■ YOUR INSTRUCTIONS
Output every line exactly as written. Leave out pictures.

Part of a data file
● ● ●

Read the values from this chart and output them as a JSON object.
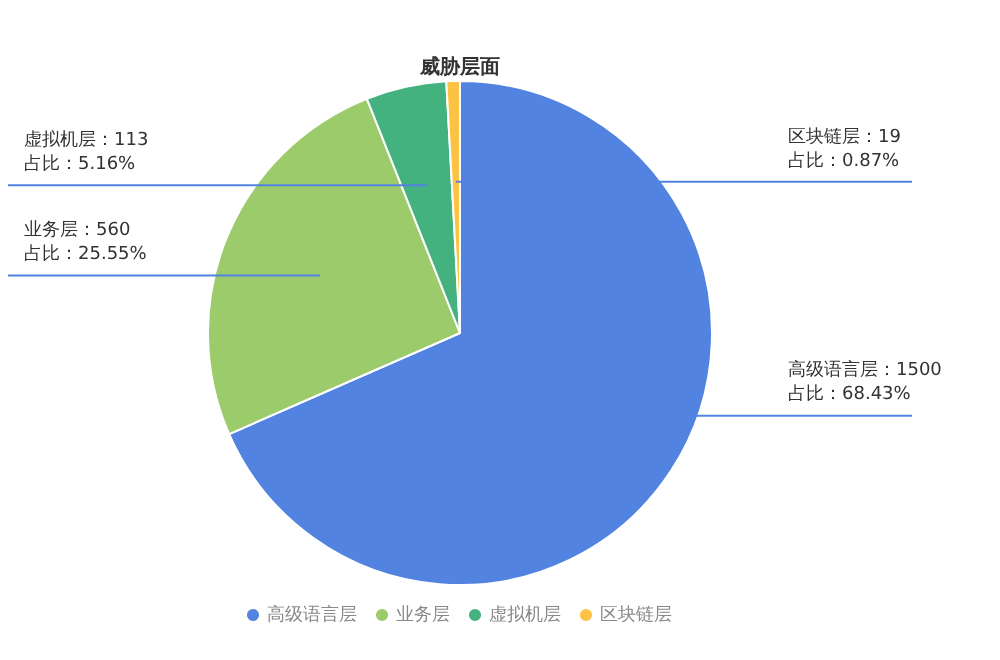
{
  "chart_data": {
    "type": "pie",
    "title": "威胁层面",
    "categories": [
      "高级语言层",
      "业务层",
      "虚拟机层",
      "区块链层"
    ],
    "values": [
      1500,
      560,
      113,
      19
    ],
    "colors": [
      "#5283e0",
      "#9ccb6b",
      "#43b27f",
      "#fbc244"
    ],
    "value_labels": [
      "高级语言层：1500\n占比：68.43%",
      "业务层：560\n占比：25.55%",
      "虚拟机层：113\n占比：5.16%",
      "区块链层：19\n占比：0.87%"
    ],
    "legend": "bottom"
  }
}
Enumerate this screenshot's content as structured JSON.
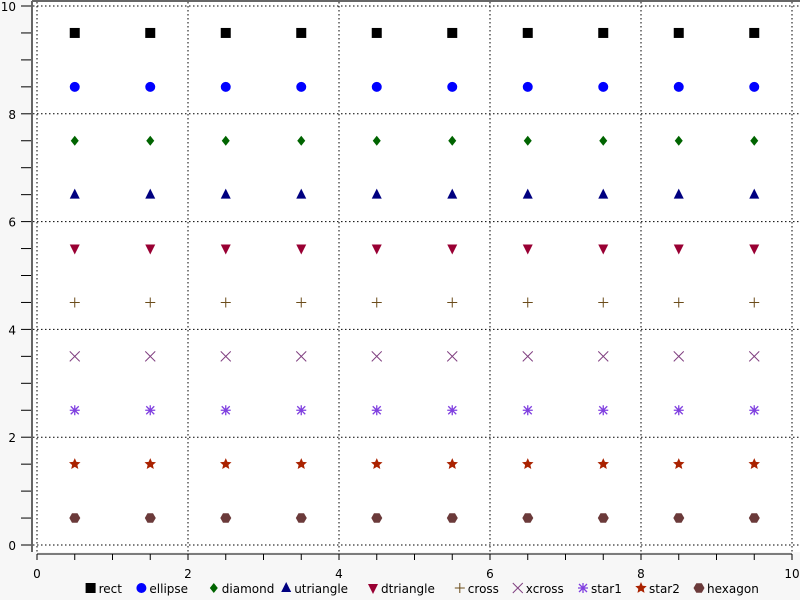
{
  "chart_data": {
    "type": "scatter",
    "title": "",
    "xlabel": "",
    "ylabel": "",
    "xlim": [
      0,
      10
    ],
    "ylim": [
      0,
      10
    ],
    "grid": true,
    "legend_placement": "bottom",
    "x_ticks": [
      "0",
      "2",
      "4",
      "6",
      "8",
      "10"
    ],
    "y_ticks": [
      "0",
      "2",
      "4",
      "6",
      "8",
      "10"
    ],
    "x": [
      0.5,
      1.5,
      2.5,
      3.5,
      4.5,
      5.5,
      6.5,
      7.5,
      8.5,
      9.5
    ],
    "series": [
      {
        "name": "rect",
        "marker": "rect",
        "color": "#000000",
        "y": 9.5
      },
      {
        "name": "ellipse",
        "marker": "ellipse",
        "color": "#0000ff",
        "y": 8.5
      },
      {
        "name": "diamond",
        "marker": "diamond",
        "color": "#006400",
        "y": 7.5
      },
      {
        "name": "utriangle",
        "marker": "utriangle",
        "color": "#000080",
        "y": 6.5
      },
      {
        "name": "dtriangle",
        "marker": "dtriangle",
        "color": "#990033",
        "y": 5.5
      },
      {
        "name": "cross",
        "marker": "cross",
        "color": "#6b4c1a",
        "y": 4.5
      },
      {
        "name": "xcross",
        "marker": "xcross",
        "color": "#804080",
        "y": 3.5
      },
      {
        "name": "star1",
        "marker": "star1",
        "color": "#8040e0",
        "y": 2.5
      },
      {
        "name": "star2",
        "marker": "star2",
        "color": "#aa2200",
        "y": 1.5
      },
      {
        "name": "hexagon",
        "marker": "hexagon",
        "color": "#6b3a3a",
        "y": 0.5
      }
    ]
  }
}
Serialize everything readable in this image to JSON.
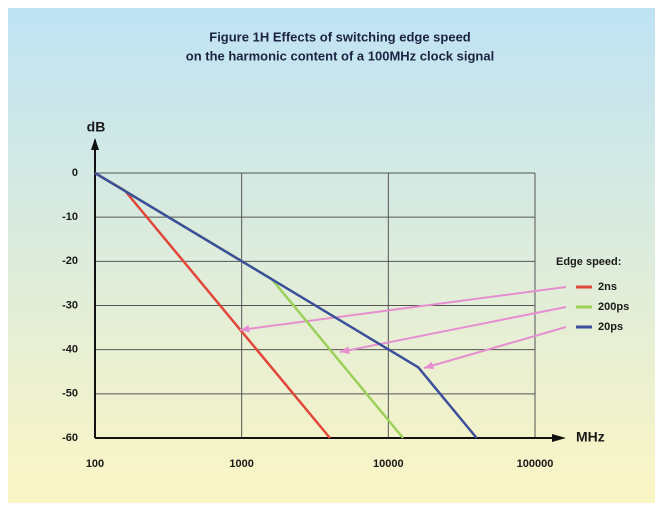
{
  "chart_data": {
    "type": "line",
    "title": "Figure 1H      Effects of switching edge speed",
    "subtitle": "on the harmonic content of a 100MHz clock signal",
    "y_label": "dB",
    "x_label": "MHz",
    "legend_title": "Edge speed:",
    "log_x": true,
    "grid": true,
    "legend_position": "right",
    "xlim": [
      100,
      100000
    ],
    "xticks": [
      100,
      1000,
      10000,
      100000
    ],
    "ylim": [
      -60,
      0
    ],
    "yticks": [
      0,
      -10,
      -20,
      -30,
      -40,
      -50,
      -60
    ],
    "series": [
      {
        "name": "2ns",
        "color": "#e0473a",
        "x": [
          100,
          160,
          4000
        ],
        "values": [
          0,
          -4,
          -60
        ]
      },
      {
        "name": "200ps",
        "color": "#9bd15a",
        "x": [
          100,
          1600,
          12600
        ],
        "values": [
          0,
          -24,
          -60
        ]
      },
      {
        "name": "20ps",
        "color": "#3b4f9a",
        "x": [
          100,
          16000,
          40000
        ],
        "values": [
          0,
          -44,
          -60
        ]
      }
    ]
  }
}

● ● ●

■ SOLUTION TO THE PROBLEM
Read the values from this chart and output them as a JSON object.
{
  "chart_data": {
    "type": "pie",
    "title": "威胁层面",
    "categories": [
      "高级语言层",
      "业务层",
      "虚拟机层",
      "区块链层"
    ],
    "values": [
      1500,
      560,
      113,
      19
    ],
    "colors": [
      "#5283e0",
      "#9ccb6b",
      "#43b27f",
      "#fbc244"
    ],
    "value_labels": [
      "高级语言层：1500\n占比：68.43%",
      "业务层：560\n占比：25.55%",
      "虚拟机层：113\n占比：5.16%",
      "区块链层：19\n占比：0.87%"
    ],
    "legend": "bottom"
  }
}
Enumerate this screenshot's content as structured JSON.
{
  "chart_data": {
    "type": "scatter",
    "title": "",
    "xlabel": "",
    "ylabel": "",
    "xlim": [
      0,
      10
    ],
    "ylim": [
      0,
      10
    ],
    "grid": true,
    "legend_placement": "bottom",
    "x_ticks": [
      "0",
      "2",
      "4",
      "6",
      "8",
      "10"
    ],
    "y_ticks": [
      "0",
      "2",
      "4",
      "6",
      "8",
      "10"
    ],
    "x": [
      0.5,
      1.5,
      2.5,
      3.5,
      4.5,
      5.5,
      6.5,
      7.5,
      8.5,
      9.5
    ],
    "series": [
      {
        "name": "rect",
        "marker": "rect",
        "color": "#000000",
        "y": 9.5
      },
      {
        "name": "ellipse",
        "marker": "ellipse",
        "color": "#0000ff",
        "y": 8.5
      },
      {
        "name": "diamond",
        "marker": "diamond",
        "color": "#006400",
        "y": 7.5
      },
      {
        "name": "utriangle",
        "marker": "utriangle",
        "color": "#000080",
        "y": 6.5
      },
      {
        "name": "dtriangle",
        "marker": "dtriangle",
        "color": "#990033",
        "y": 5.5
      },
      {
        "name": "cross",
        "marker": "cross",
        "color": "#6b4c1a",
        "y": 4.5
      },
      {
        "name": "xcross",
        "marker": "xcross",
        "color": "#804080",
        "y": 3.5
      },
      {
        "name": "star1",
        "marker": "star1",
        "color": "#8040e0",
        "y": 2.5
      },
      {
        "name": "star2",
        "marker": "star2",
        "color": "#aa2200",
        "y": 1.5
      },
      {
        "name": "hexagon",
        "marker": "hexagon",
        "color": "#6b3a3a",
        "y": 0.5
      }
    ]
  }
}
Serialize everything readable in this image to JSON.
{
  "chart_data": {
    "type": "line",
    "title": "Figure 1H      Effects of switching edge speed",
    "subtitle": "on the harmonic content of a 100MHz clock signal",
    "y_label": "dB",
    "x_label": "MHz",
    "legend_title": "Edge speed:",
    "log_x": true,
    "grid": true,
    "legend_position": "right",
    "xlim": [
      100,
      100000
    ],
    "xticks": [
      100,
      1000,
      10000,
      100000
    ],
    "ylim": [
      -60,
      0
    ],
    "yticks": [
      0,
      -10,
      -20,
      -30,
      -40,
      -50,
      -60
    ],
    "series": [
      {
        "name": "2ns",
        "color": "#e0473a",
        "x": [
          100,
          160,
          4000
        ],
        "values": [
          0,
          -4,
          -60
        ]
      },
      {
        "name": "200ps",
        "color": "#9bd15a",
        "x": [
          100,
          1600,
          12600
        ],
        "values": [
          0,
          -24,
          -60
        ]
      },
      {
        "name": "20ps",
        "color": "#3b4f9a",
        "x": [
          100,
          16000,
          40000
        ],
        "values": [
          0,
          -44,
          -60
        ]
      }
    ]
  }
}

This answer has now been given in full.